Copy out all of the data below with no alterations.

Extracts from a graphics dataset
-=-=-=-=-
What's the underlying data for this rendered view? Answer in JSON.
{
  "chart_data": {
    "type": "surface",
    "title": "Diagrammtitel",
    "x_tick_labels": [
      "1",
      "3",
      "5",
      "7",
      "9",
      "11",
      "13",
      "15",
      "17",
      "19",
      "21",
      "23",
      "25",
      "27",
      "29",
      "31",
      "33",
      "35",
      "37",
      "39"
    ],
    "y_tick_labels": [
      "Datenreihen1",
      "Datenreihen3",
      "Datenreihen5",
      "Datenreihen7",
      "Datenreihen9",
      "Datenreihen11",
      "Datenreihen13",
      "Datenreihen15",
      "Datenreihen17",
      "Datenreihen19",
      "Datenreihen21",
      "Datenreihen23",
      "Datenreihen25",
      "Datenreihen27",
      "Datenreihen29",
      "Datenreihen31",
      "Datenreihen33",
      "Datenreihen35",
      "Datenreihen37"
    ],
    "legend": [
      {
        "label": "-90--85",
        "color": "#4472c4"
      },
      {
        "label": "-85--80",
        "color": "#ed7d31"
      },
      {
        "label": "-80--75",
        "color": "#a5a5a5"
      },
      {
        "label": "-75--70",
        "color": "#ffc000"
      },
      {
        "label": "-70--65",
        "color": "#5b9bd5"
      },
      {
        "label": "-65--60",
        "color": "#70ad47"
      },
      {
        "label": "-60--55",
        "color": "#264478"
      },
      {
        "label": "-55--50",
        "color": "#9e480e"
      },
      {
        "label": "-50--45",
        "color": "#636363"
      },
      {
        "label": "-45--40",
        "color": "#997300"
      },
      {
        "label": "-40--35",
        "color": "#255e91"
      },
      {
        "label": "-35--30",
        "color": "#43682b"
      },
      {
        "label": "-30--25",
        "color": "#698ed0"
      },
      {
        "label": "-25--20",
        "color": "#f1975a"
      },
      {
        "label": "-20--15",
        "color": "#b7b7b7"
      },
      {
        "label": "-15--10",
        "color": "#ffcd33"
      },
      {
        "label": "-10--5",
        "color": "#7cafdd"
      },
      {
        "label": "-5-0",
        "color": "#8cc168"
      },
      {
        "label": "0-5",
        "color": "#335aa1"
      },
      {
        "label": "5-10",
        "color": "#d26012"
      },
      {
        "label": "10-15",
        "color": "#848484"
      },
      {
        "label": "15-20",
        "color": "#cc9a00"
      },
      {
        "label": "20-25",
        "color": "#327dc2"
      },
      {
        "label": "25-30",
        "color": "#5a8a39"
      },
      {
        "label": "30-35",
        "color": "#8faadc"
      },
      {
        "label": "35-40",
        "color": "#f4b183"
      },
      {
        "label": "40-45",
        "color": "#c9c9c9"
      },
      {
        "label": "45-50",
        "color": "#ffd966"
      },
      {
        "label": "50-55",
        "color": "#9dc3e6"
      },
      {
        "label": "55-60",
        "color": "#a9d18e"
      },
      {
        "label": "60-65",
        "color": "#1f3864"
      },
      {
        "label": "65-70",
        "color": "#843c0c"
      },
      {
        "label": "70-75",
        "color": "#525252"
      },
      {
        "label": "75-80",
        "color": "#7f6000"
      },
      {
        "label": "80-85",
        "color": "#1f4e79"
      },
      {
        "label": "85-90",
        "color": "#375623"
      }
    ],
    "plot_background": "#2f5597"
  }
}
-=-=-=-=-
§ Correct result:
What's the underlying data for this rendered view? Answer in JSON.
{
  "chart_data": {
    "type": "surface",
    "title": "Diagrammtitel",
    "x_tick_labels": [
      "1",
      "3",
      "5",
      "7",
      "9",
      "11",
      "13",
      "15",
      "17",
      "19",
      "21",
      "23",
      "25",
      "27",
      "29",
      "31",
      "33",
      "35",
      "37",
      "39"
    ],
    "y_tick_labels": [
      "Datenreihen1",
      "Datenreihen3",
      "Datenreihen5",
      "Datenreihen7",
      "Datenreihen9",
      "Datenreihen11",
      "Datenreihen13",
      "Datenreihen15",
      "Datenreihen17",
      "Datenreihen19",
      "Datenreihen21",
      "Datenreihen23",
      "Datenreihen25",
      "Datenreihen27",
      "Datenreihen29",
      "Datenreihen31",
      "Datenreihen33",
      "Datenreihen35",
      "Datenreihen37"
    ],
    "legend": [
      {
        "label": "-90--85",
        "color": "#4472c4"
      },
      {
        "label": "-85--80",
        "color": "#ed7d31"
      },
      {
        "label": "-80--75",
        "color": "#a5a5a5"
      },
      {
        "label": "-75--70",
        "color": "#ffc000"
      },
      {
        "label": "-70--65",
        "color": "#5b9bd5"
      },
      {
        "label": "-65--60",
        "color": "#70ad47"
      },
      {
        "label": "-60--55",
        "color": "#264478"
      },
      {
        "label": "-55--50",
        "color": "#9e480e"
      },
      {
        "label": "-50--45",
        "color": "#636363"
      },
      {
        "label": "-45--40",
        "color": "#997300"
      },
      {
        "label": "-40--35",
        "color": "#255e91"
      },
      {
        "label": "-35--30",
        "color": "#43682b"
      },
      {
        "label": "-30--25",
        "color": "#698ed0"
      },
      {
        "label": "-25--20",
        "color": "#f1975a"
      },
      {
        "label": "-20--15",
        "color": "#b7b7b7"
      },
      {
        "label": "-15--10",
        "color": "#ffcd33"
      },
      {
        "label": "-10--5",
        "color": "#7cafdd"
      },
      {
        "label": "-5-0",
        "color": "#8cc168"
      },
      {
        "label": "0-5",
        "color": "#335aa1"
      },
      {
        "label": "5-10",
        "color": "#d26012"
      },
      {
        "label": "10-15",
        "color": "#848484"
      },
      {
        "label": "15-20",
        "color": "#cc9a00"
      },
      {
        "label": "20-25",
        "color": "#327dc2"
      },
      {
        "label": "25-30",
        "color": "#5a8a39"
      },
      {
        "label": "30-35",
        "color": "#8faadc"
      },
      {
        "label": "35-40",
        "color": "#f4b183"
      },
      {
        "label": "40-45",
        "color": "#c9c9c9"
      },
      {
        "label": "45-50",
        "color": "#ffd966"
      },
      {
        "label": "50-55",
        "color": "#9dc3e6"
      },
      {
        "label": "55-60",
        "color": "#a9d18e"
      },
      {
        "label": "60-65",
        "color": "#1f3864"
      },
      {
        "label": "65-70",
        "color": "#843c0c"
      },
      {
        "label": "70-75",
        "color": "#525252"
      },
      {
        "label": "75-80",
        "color": "#7f6000"
      },
      {
        "label": "80-85",
        "color": "#1f4e79"
      },
      {
        "label": "85-90",
        "color": "#375623"
      }
    ],
    "plot_background": "#2f5597"
  }
}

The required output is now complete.